» **Records for the exercise**

—————

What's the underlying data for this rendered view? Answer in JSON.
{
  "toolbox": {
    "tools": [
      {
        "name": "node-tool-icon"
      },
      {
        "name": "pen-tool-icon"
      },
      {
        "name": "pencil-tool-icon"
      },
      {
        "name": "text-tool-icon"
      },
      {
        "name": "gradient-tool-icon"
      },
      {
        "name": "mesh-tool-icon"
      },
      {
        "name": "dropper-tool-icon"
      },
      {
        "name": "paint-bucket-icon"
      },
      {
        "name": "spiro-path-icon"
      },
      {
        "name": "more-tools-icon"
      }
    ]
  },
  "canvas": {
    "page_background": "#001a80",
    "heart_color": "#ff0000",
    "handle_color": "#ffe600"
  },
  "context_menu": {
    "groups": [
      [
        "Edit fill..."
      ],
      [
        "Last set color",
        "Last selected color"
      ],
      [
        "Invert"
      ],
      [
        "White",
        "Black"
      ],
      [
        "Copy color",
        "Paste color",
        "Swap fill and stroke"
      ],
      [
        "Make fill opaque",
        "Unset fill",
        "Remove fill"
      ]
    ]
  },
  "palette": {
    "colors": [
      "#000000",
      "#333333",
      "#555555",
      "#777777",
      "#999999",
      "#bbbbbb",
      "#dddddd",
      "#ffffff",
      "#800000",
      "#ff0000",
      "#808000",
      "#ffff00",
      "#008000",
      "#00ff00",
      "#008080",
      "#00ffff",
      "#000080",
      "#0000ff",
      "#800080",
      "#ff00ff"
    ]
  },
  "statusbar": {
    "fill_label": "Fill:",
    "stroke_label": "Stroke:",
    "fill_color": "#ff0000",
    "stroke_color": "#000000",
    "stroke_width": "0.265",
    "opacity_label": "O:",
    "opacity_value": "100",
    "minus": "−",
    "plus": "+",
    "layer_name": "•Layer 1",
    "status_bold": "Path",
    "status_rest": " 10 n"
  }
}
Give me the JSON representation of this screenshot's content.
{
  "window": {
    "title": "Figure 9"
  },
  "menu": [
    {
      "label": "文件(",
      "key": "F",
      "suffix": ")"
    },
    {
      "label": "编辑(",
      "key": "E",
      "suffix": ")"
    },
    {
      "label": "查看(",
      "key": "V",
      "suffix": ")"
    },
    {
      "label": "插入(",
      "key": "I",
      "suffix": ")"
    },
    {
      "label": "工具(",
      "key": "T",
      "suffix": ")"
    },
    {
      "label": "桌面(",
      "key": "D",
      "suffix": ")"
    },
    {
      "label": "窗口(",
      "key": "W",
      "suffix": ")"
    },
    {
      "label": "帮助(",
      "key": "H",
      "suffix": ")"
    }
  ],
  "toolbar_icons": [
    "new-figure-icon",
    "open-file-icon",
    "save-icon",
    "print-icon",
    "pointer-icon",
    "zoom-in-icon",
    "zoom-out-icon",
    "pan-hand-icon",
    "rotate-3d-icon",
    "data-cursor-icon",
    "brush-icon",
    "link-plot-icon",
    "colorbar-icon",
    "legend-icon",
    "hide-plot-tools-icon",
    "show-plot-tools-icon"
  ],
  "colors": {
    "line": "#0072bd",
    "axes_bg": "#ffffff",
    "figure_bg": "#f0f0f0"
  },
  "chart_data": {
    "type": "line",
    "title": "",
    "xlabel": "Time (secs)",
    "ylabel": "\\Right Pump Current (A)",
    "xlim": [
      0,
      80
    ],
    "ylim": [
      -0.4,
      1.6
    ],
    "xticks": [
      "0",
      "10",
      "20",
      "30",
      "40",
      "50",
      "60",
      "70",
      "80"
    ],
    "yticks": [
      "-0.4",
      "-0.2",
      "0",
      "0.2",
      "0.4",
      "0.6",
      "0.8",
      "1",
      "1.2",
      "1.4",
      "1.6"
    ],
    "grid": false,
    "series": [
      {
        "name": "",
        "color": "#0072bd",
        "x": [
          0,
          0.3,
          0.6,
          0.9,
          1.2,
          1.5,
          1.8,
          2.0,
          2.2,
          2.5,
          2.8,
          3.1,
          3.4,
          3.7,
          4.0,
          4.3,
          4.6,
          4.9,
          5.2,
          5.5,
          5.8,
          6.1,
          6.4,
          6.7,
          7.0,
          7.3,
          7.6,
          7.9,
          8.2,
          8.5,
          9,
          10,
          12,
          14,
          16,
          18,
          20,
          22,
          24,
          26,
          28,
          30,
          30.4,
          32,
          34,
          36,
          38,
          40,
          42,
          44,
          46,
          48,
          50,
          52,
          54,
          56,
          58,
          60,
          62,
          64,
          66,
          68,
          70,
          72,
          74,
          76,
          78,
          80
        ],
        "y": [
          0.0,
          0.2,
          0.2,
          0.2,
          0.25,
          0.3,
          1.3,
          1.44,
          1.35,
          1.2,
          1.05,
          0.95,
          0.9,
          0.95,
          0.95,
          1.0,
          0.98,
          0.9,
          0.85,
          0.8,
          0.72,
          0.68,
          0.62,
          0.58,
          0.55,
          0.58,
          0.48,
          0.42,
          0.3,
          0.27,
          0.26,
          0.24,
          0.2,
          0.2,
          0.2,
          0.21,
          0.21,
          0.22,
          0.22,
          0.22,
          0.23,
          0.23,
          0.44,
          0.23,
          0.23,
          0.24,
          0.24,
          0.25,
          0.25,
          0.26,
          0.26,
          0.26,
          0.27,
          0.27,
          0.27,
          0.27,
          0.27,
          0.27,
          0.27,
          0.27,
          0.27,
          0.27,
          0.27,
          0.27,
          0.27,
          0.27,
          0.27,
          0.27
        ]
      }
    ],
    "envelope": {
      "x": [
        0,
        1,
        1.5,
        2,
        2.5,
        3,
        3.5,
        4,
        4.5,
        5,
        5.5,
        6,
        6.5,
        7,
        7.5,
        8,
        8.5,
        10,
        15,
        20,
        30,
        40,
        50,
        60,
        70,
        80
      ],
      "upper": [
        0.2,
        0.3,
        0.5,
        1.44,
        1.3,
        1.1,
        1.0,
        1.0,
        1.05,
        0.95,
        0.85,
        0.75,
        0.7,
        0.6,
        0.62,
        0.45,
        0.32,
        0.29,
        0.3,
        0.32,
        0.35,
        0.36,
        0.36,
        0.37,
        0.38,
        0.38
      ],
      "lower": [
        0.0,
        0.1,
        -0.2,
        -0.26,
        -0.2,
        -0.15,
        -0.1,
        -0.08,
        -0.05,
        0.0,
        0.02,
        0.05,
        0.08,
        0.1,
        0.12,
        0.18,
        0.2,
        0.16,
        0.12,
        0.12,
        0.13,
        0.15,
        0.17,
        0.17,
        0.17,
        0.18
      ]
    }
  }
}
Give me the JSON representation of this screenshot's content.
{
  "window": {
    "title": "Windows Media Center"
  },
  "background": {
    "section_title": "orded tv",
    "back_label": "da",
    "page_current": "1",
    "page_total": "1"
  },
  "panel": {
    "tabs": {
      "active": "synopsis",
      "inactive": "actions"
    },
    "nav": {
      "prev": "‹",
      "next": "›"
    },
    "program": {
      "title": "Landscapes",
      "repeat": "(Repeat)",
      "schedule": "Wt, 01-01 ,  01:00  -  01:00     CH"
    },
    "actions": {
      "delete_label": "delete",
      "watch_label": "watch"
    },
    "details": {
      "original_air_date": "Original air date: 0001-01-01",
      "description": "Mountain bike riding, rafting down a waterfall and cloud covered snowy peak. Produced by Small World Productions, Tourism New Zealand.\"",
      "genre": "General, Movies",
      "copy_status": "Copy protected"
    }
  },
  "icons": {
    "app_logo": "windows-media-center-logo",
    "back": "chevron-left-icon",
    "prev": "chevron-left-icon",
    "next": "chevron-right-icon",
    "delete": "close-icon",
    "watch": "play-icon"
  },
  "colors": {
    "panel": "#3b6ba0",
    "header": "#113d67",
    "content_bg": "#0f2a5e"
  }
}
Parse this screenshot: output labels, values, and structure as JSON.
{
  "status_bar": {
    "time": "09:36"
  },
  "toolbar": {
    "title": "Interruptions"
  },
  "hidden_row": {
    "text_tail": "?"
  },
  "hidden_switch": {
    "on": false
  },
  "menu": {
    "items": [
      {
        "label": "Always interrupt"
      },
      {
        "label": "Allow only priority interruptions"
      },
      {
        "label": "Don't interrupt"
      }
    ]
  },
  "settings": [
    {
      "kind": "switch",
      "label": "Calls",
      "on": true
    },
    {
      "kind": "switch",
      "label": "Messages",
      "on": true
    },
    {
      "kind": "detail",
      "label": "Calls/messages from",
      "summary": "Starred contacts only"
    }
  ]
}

—————

» **Exercise prompt**
List each line in the listing that contains the string "chevron".

» **Response below**
    "back": "chevron-left-icon",
    "prev": "chevron-left-icon",
    "next": "chevron-right-icon",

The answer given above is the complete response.